-------- RECORDS SHOWN --------
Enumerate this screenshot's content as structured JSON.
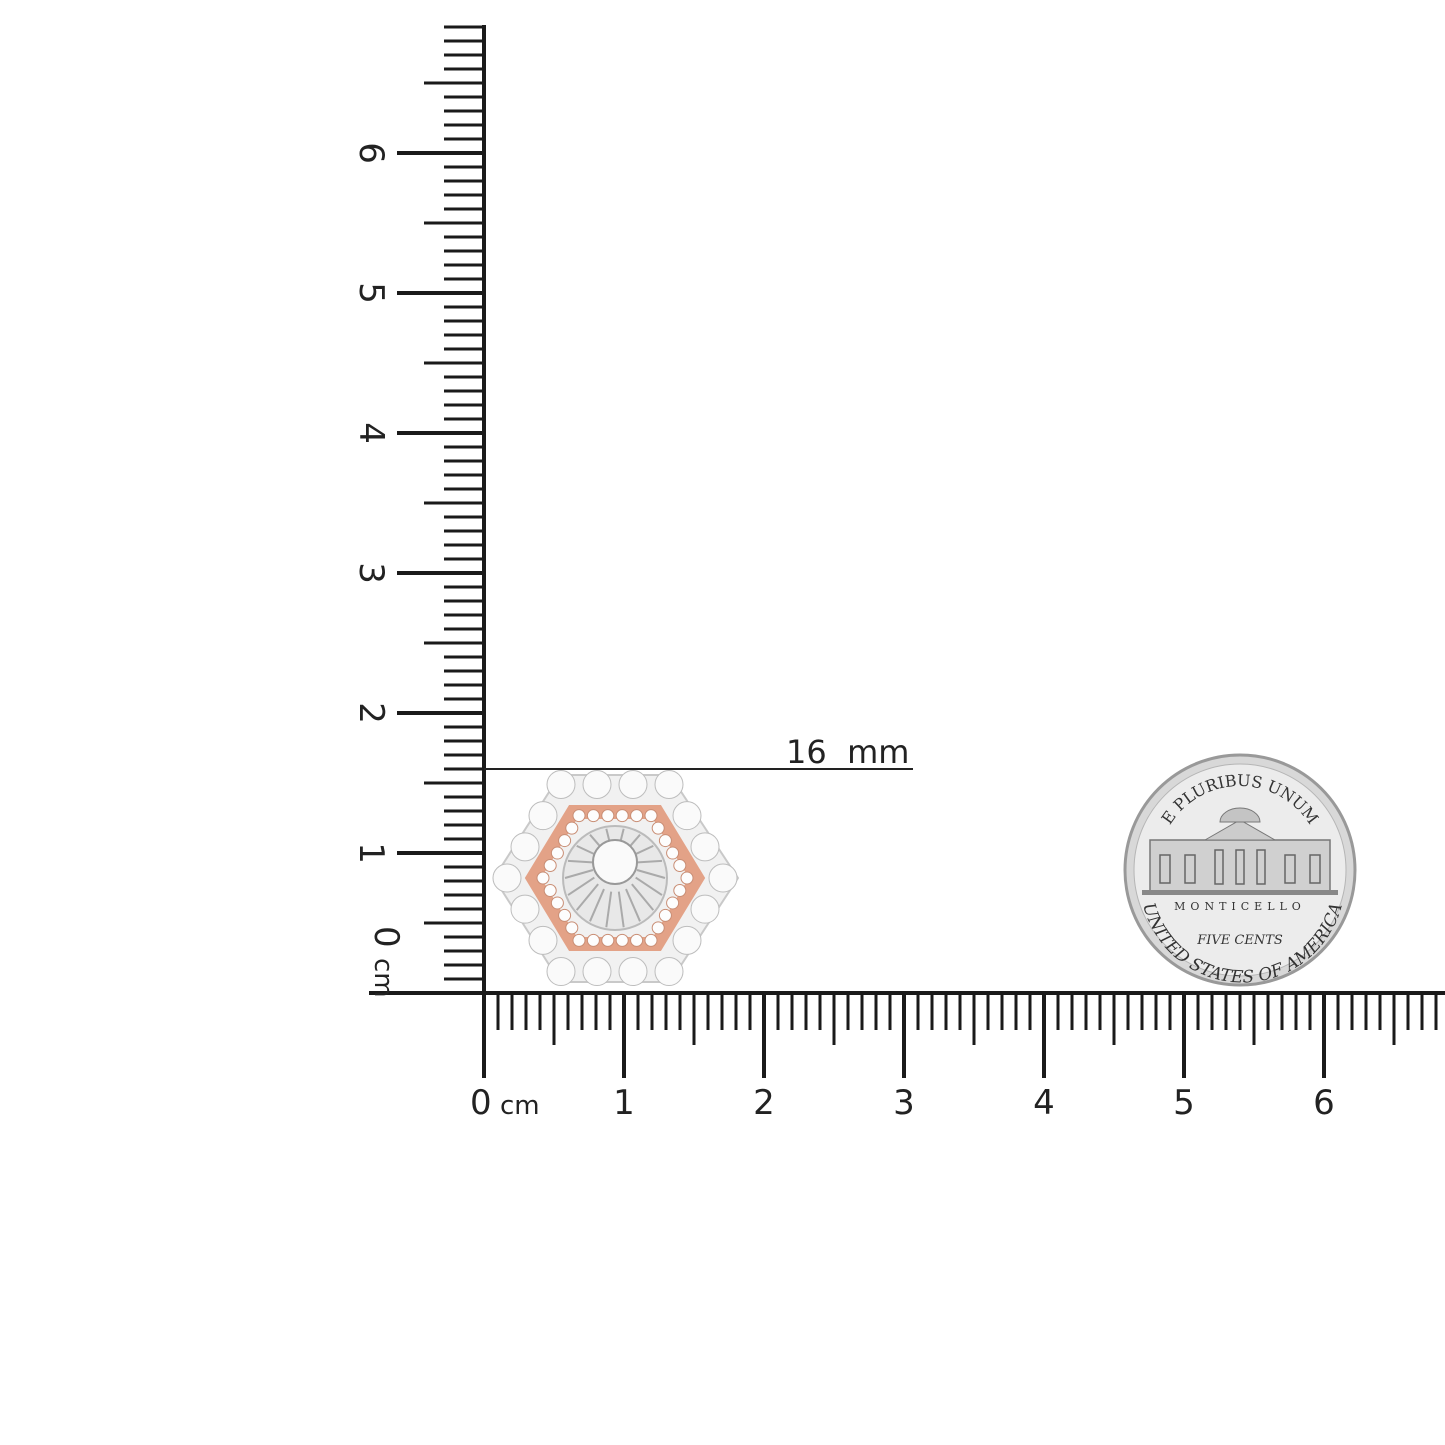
{
  "ruler": {
    "unit": "cm",
    "zero_label": "0",
    "x_labels": [
      "1",
      "2",
      "3",
      "4",
      "5",
      "6"
    ],
    "y_labels": [
      "1",
      "2",
      "3",
      "4",
      "5",
      "6"
    ],
    "max_cm_x": 6.8,
    "max_cm_y": 6.9
  },
  "measurement": {
    "label": "16  mm",
    "value_mm": 16
  },
  "product": {
    "name": "hexagon halo diamond earring",
    "metal_colors": [
      "#e6e6e6",
      "#e7a98e"
    ]
  },
  "coin": {
    "top_text": "E PLURIBUS UNUM",
    "center_text": "MONTICELLO",
    "value_text": "FIVE CENTS",
    "bottom_text": "UNITED STATES OF AMERICA"
  },
  "colors": {
    "ruler": "#1a1a1a",
    "rose_gold": "#e3a287",
    "silver": "#d9d9d9"
  }
}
--------
* **GOAL**:
Omit the pictures and output all of the other material exactly.

* **REPLY**:
Enumerate this screenshot's content as structured JSON.
{
  "ruler": {
    "unit": "cm",
    "zero_label": "0",
    "x_labels": [
      "1",
      "2",
      "3",
      "4",
      "5",
      "6"
    ],
    "y_labels": [
      "1",
      "2",
      "3",
      "4",
      "5",
      "6"
    ],
    "max_cm_x": 6.8,
    "max_cm_y": 6.9
  },
  "measurement": {
    "label": "16  mm",
    "value_mm": 16
  },
  "product": {
    "name": "hexagon halo diamond earring",
    "metal_colors": [
      "#e6e6e6",
      "#e7a98e"
    ]
  },
  "coin": {
    "top_text": "E PLURIBUS UNUM",
    "center_text": "MONTICELLO",
    "value_text": "FIVE CENTS",
    "bottom_text": "UNITED STATES OF AMERICA"
  },
  "colors": {
    "ruler": "#1a1a1a",
    "rose_gold": "#e3a287",
    "silver": "#d9d9d9"
  }
}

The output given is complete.